Directive: Format the listing below as a numbered list, one item per line, and leave out any blank lines.

══ Information shown ══

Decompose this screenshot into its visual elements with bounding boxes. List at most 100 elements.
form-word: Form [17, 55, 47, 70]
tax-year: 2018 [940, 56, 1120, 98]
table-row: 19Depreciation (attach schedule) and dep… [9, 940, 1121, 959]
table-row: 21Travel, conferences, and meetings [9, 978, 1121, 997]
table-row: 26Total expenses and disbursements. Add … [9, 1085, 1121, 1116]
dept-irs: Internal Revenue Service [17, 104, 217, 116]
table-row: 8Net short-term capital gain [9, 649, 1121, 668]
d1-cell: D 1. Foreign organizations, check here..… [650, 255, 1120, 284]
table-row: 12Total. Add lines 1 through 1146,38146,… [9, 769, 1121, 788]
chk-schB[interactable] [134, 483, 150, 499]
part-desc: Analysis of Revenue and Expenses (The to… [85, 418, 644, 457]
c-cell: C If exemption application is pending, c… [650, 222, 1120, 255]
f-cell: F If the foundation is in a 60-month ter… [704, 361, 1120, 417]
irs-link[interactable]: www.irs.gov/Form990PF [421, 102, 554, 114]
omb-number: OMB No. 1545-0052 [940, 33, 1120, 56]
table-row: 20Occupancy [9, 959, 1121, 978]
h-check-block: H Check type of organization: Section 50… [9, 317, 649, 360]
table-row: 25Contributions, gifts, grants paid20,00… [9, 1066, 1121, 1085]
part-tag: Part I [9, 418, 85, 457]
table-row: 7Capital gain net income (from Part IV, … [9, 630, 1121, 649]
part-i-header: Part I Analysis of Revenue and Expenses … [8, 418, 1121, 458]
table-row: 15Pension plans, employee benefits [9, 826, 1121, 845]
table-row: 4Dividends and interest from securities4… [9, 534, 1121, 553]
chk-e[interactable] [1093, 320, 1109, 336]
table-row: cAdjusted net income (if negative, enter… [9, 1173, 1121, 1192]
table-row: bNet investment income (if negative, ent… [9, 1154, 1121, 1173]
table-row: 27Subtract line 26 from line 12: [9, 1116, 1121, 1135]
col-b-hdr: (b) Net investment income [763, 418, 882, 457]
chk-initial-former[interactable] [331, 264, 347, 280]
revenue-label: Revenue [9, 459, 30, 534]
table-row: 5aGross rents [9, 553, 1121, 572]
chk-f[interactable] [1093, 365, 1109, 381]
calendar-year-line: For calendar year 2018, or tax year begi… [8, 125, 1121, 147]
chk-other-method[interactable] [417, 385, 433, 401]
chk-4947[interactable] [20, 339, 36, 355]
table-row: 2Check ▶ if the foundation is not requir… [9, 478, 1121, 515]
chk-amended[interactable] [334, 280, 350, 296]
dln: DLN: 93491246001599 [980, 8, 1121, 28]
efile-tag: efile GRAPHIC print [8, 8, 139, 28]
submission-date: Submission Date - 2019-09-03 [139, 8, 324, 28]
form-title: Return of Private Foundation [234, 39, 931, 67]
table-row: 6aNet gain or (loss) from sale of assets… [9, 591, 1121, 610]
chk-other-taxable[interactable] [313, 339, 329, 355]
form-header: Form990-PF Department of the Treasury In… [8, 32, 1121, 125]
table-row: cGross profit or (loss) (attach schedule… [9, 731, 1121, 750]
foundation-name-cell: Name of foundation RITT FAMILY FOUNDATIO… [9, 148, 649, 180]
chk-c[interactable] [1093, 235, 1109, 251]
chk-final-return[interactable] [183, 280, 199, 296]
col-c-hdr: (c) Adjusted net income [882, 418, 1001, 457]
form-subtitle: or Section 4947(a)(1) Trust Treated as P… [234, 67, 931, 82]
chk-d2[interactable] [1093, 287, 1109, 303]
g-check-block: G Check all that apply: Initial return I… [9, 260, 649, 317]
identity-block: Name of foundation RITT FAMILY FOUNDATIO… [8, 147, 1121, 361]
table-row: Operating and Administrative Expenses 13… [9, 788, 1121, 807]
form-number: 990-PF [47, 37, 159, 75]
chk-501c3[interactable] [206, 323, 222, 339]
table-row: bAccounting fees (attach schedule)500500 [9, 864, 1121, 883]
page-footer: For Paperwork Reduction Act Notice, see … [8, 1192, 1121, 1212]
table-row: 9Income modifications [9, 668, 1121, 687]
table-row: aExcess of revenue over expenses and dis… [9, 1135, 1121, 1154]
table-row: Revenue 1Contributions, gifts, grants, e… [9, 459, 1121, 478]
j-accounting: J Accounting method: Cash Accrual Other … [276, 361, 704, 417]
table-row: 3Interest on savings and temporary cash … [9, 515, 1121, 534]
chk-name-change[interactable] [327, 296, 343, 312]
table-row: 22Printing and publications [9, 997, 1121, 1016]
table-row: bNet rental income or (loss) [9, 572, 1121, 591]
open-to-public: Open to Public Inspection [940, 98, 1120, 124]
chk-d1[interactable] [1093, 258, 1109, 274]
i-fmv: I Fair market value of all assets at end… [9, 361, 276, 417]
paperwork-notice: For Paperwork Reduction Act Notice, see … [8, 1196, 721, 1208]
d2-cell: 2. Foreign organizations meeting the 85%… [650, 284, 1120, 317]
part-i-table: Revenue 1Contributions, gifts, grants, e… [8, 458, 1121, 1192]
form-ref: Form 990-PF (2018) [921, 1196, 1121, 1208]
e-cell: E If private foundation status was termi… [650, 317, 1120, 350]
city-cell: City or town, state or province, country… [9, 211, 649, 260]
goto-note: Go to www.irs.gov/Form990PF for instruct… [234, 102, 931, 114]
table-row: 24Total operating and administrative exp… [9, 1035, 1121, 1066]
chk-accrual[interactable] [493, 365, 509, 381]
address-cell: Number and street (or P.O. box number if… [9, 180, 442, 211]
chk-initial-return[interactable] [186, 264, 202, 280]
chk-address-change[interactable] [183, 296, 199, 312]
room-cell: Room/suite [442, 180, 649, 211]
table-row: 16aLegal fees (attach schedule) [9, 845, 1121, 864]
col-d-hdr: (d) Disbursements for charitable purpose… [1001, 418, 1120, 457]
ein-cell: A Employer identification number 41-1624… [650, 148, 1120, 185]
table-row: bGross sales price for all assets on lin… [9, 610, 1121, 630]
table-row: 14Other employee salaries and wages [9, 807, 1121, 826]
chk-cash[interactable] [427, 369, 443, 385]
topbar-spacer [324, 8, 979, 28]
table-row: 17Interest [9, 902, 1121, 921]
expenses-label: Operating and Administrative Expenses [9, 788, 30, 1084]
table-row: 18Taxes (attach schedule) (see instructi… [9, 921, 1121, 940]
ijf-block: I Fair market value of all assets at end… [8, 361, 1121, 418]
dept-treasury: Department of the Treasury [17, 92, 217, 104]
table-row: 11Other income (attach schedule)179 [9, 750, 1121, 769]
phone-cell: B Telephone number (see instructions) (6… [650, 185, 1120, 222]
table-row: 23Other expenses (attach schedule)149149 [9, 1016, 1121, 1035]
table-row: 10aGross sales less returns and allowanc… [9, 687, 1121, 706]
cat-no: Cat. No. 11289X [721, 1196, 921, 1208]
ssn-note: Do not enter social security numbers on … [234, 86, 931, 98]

═══

Completed exercise:
1. Decompose this screenshot into its visual elements with bounding boxes. List at most 100 elements.
2. form-word: Form [17, 55, 47, 70]
3. tax-year: 2018 [940, 56, 1120, 98]
4. table-row: 19Depreciation (attach schedule) and dep… [9, 940, 1121, 959]
5. table-row: 21Travel, conferences, and meetings [9, 978, 1121, 997]
6. table-row: 26Total expenses and disbursements. Add … [9, 1085, 1121, 1116]
7. dept-irs: Internal Revenue Service [17, 104, 217, 116]
8. table-row: 8Net short-term capital gain [9, 649, 1121, 668]
9. d1-cell: D 1. Foreign organizations, check here..… [650, 255, 1120, 284]
10. table-row: 12Total. Add lines 1 through 1146,38146,… [9, 769, 1121, 788]
11. chk-schB[interactable] [134, 483, 150, 499]
12. part-desc: Analysis of Revenue and Expenses (The to… [85, 418, 644, 457]
13. c-cell: C If exemption application is pending, c… [650, 222, 1120, 255]
14. f-cell: F If the foundation is in a 60-month ter… [704, 361, 1120, 417]
15. irs-link[interactable]: www.irs.gov/Form990PF [421, 102, 554, 114]
16. omb-number: OMB No. 1545-0052 [940, 33, 1120, 56]
17. table-row: 20Occupancy [9, 959, 1121, 978]
18. h-check-block: H Check type of organization: Section 50… [9, 317, 649, 360]
19. table-row: 25Contributions, gifts, grants paid20,00… [9, 1066, 1121, 1085]
20. part-tag: Part I [9, 418, 85, 457]
21. table-row: 7Capital gain net income (from Part IV, … [9, 630, 1121, 649]
22. part-i-header: Part I Analysis of Revenue and Expenses … [8, 418, 1121, 458]
23. table-row: 15Pension plans, employee benefits [9, 826, 1121, 845]
24. table-row: 4Dividends and interest from securities4… [9, 534, 1121, 553]
25. chk-e[interactable] [1093, 320, 1109, 336]
26. table-row: cAdjusted net income (if negative, enter… [9, 1173, 1121, 1192]
27. table-row: bNet investment income (if negative, ent… [9, 1154, 1121, 1173]
28. table-row: 27Subtract line 26 from line 12: [9, 1116, 1121, 1135]
29. col-b-hdr: (b) Net investment income [763, 418, 882, 457]
30. chk-initial-former[interactable] [331, 264, 347, 280]
31. revenue-label: Revenue [9, 459, 30, 534]
32. table-row: 5aGross rents [9, 553, 1121, 572]
33. chk-f[interactable] [1093, 365, 1109, 381]
34. calendar-year-line: For calendar year 2018, or tax year begi… [8, 125, 1121, 147]
35. chk-other-method[interactable] [417, 385, 433, 401]
36. chk-4947[interactable] [20, 339, 36, 355]
37. table-row: 2Check ▶ if the foundation is not requir… [9, 478, 1121, 515]
38. chk-amended[interactable] [334, 280, 350, 296]
39. dln: DLN: 93491246001599 [980, 8, 1121, 28]
40. efile-tag: efile GRAPHIC print [8, 8, 139, 28]
41. submission-date: Submission Date - 2019-09-03 [139, 8, 324, 28]
42. form-title: Return of Private Foundation [234, 39, 931, 67]
43. table-row: 6aNet gain or (loss) from sale of assets… [9, 591, 1121, 610]
44. chk-other-taxable[interactable] [313, 339, 329, 355]
45. form-header: Form990-PF Department of the Treasury In… [8, 32, 1121, 125]
46. table-row: cGross profit or (loss) (attach schedule… [9, 731, 1121, 750]
47. foundation-name-cell: Name of foundation RITT FAMILY FOUNDATIO… [9, 148, 649, 180]
48. chk-c[interactable] [1093, 235, 1109, 251]
49. chk-final-return[interactable] [183, 280, 199, 296]
50. col-c-hdr: (c) Adjusted net income [882, 418, 1001, 457]
51. form-subtitle: or Section 4947(a)(1) Trust Treated as P… [234, 67, 931, 82]
52. chk-d2[interactable] [1093, 287, 1109, 303]
53. g-check-block: G Check all that apply: Initial return I… [9, 260, 649, 317]
54. identity-block: Name of foundation RITT FAMILY FOUNDATIO… [8, 147, 1121, 361]
55. table-row: Operating and Administrative Expenses 13… [9, 788, 1121, 807]
56. form-number: 990-PF [47, 37, 159, 75]
57. chk-501c3[interactable] [206, 323, 222, 339]
58. table-row: bAccounting fees (attach schedule)500500 [9, 864, 1121, 883]
59. page-footer: For Paperwork Reduction Act Notice, see … [8, 1192, 1121, 1212]
60. table-row: 9Income modifications [9, 668, 1121, 687]
61. table-row: aExcess of revenue over expenses and dis… [9, 1135, 1121, 1154]
62. table-row: Revenue 1Contributions, gifts, grants, e… [9, 459, 1121, 478]
63. j-accounting: J Accounting method: Cash Accrual Other … [276, 361, 704, 417]
64. table-row: 3Interest on savings and temporary cash … [9, 515, 1121, 534]
65. chk-name-change[interactable] [327, 296, 343, 312]
66. table-row: 22Printing and publications [9, 997, 1121, 1016]
67. table-row: bNet rental income or (loss) [9, 572, 1121, 591]
68. open-to-public: Open to Public Inspection [940, 98, 1120, 124]
69. chk-d1[interactable] [1093, 258, 1109, 274]
70. i-fmv: I Fair market value of all assets at end… [9, 361, 276, 417]
71. paperwork-notice: For Paperwork Reduction Act Notice, see … [8, 1196, 721, 1208]
72. d2-cell: 2. Foreign organizations meeting the 85%… [650, 284, 1120, 317]
73. part-i-table: Revenue 1Contributions, gifts, grants, e… [8, 458, 1121, 1192]
74. form-ref: Form 990-PF (2018) [921, 1196, 1121, 1208]
75. e-cell: E If private foundation status was termi… [650, 317, 1120, 350]
76. city-cell: City or town, state or province, country… [9, 211, 649, 260]
77. goto-note: Go to www.irs.gov/Form990PF for instruct… [234, 102, 931, 114]
78. table-row: 24Total operating and administrative exp… [9, 1035, 1121, 1066]
79. chk-accrual[interactable] [493, 365, 509, 381]
80. address-cell: Number and street (or P.O. box number if… [9, 180, 442, 211]
81. chk-initial-return[interactable] [186, 264, 202, 280]
82. chk-address-change[interactable] [183, 296, 199, 312]
83. room-cell: Room/suite [442, 180, 649, 211]
84. table-row: 16aLegal fees (attach schedule) [9, 845, 1121, 864]
85. col-d-hdr: (d) Disbursements for charitable purpose… [1001, 418, 1120, 457]
86. ein-cell: A Employer identification number 41-1624… [650, 148, 1120, 185]
87. table-row: bGross sales price for all assets on lin… [9, 610, 1121, 630]
88. table-row: 14Other employee salaries and wages [9, 807, 1121, 826]
89. chk-cash[interactable] [427, 369, 443, 385]
90. topbar-spacer [324, 8, 979, 28]
91. table-row: 17Interest [9, 902, 1121, 921]
92. expenses-label: Operating and Administrative Expenses [9, 788, 30, 1084]
93. table-row: 18Taxes (attach schedule) (see instructi… [9, 921, 1121, 940]
94. ijf-block: I Fair market value of all assets at end… [8, 361, 1121, 418]
95. dept-treasury: Department of the Treasury [17, 92, 217, 104]
96. table-row: 11Other income (attach schedule)179 [9, 750, 1121, 769]
97. phone-cell: B Telephone number (see instructions) (6… [650, 185, 1120, 222]
98. table-row: 23Other expenses (attach schedule)149149 [9, 1016, 1121, 1035]
99. table-row: 10aGross sales less returns and allowanc… [9, 687, 1121, 706]
100. cat-no: Cat. No. 11289X [721, 1196, 921, 1208]
101. ssn-note: Do not enter social security numbers on … [234, 86, 931, 98]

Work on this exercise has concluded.